--- Begin Supplied information ---
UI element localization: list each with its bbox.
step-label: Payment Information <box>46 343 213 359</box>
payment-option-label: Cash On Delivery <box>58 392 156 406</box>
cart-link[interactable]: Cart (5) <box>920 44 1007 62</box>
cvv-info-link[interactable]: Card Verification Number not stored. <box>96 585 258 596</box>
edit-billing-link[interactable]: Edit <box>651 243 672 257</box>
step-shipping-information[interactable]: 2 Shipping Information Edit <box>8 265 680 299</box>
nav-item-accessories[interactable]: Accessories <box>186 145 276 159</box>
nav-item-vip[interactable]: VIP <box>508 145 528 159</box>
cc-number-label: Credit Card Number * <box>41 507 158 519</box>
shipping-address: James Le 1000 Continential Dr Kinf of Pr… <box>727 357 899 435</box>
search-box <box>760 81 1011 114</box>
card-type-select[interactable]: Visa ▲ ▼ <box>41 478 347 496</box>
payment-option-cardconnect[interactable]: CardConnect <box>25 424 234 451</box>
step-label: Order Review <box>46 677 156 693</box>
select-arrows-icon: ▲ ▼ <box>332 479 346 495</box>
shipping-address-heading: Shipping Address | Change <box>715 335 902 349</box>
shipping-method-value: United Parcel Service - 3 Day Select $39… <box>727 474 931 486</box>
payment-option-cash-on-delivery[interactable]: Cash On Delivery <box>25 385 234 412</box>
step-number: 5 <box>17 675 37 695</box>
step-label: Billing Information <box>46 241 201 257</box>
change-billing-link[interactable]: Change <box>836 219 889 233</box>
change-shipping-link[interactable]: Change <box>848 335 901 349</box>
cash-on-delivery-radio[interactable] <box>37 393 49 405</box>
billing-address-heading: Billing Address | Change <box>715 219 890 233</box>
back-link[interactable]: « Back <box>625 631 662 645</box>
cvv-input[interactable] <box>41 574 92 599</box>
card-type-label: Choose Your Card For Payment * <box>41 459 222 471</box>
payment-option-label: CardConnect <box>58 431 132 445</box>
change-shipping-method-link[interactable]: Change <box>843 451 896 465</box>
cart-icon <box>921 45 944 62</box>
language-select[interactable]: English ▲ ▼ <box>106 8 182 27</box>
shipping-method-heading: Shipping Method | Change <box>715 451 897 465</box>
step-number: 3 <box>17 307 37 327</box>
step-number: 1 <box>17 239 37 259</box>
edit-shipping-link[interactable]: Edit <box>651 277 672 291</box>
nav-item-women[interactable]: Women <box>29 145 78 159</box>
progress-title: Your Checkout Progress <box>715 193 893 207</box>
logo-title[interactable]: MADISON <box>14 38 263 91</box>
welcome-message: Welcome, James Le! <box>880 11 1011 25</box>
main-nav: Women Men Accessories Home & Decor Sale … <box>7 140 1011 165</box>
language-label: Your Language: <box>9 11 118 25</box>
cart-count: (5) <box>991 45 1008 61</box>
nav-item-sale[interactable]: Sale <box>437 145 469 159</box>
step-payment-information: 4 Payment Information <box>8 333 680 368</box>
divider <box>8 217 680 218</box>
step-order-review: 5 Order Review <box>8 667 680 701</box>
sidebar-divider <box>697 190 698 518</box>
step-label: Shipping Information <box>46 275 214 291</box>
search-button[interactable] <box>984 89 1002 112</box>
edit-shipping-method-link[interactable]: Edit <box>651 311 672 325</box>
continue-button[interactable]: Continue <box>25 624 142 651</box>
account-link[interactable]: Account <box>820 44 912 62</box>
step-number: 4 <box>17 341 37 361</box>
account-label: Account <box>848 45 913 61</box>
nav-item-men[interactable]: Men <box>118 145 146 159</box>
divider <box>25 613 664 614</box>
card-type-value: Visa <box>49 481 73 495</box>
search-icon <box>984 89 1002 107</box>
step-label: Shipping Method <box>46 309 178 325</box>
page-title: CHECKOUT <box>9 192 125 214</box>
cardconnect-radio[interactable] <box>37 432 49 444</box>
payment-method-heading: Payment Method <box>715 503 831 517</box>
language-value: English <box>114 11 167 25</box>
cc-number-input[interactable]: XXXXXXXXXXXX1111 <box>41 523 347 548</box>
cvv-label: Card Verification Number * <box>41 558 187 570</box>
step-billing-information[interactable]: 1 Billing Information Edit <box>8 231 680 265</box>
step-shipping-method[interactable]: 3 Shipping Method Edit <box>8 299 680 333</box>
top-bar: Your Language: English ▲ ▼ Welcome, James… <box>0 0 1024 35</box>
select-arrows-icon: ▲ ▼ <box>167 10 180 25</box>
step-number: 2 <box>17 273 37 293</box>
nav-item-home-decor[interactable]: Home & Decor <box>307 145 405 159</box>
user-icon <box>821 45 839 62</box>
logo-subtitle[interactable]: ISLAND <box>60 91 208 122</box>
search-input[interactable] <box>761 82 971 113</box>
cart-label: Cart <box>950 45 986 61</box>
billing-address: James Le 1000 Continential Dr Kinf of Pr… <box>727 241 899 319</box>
--- End Supplied information ---
Stated goal >> Rewrite the lines from the first one down to the line holding "cvv-info-link[interactable]: Card Verification", inclusive, putting "Pay On Delivery" where "Cash On Delivery" appears and keeping everything else the same.

Reply >>
UI element localization: list each with its bbox.
step-label: Payment Information <box>46 343 213 359</box>
payment-option-label: Pay On Delivery <box>58 392 156 406</box>
cart-link[interactable]: Cart (5) <box>920 44 1007 62</box>
cvv-info-link[interactable]: Card Verification Number not stored. <box>96 585 258 596</box>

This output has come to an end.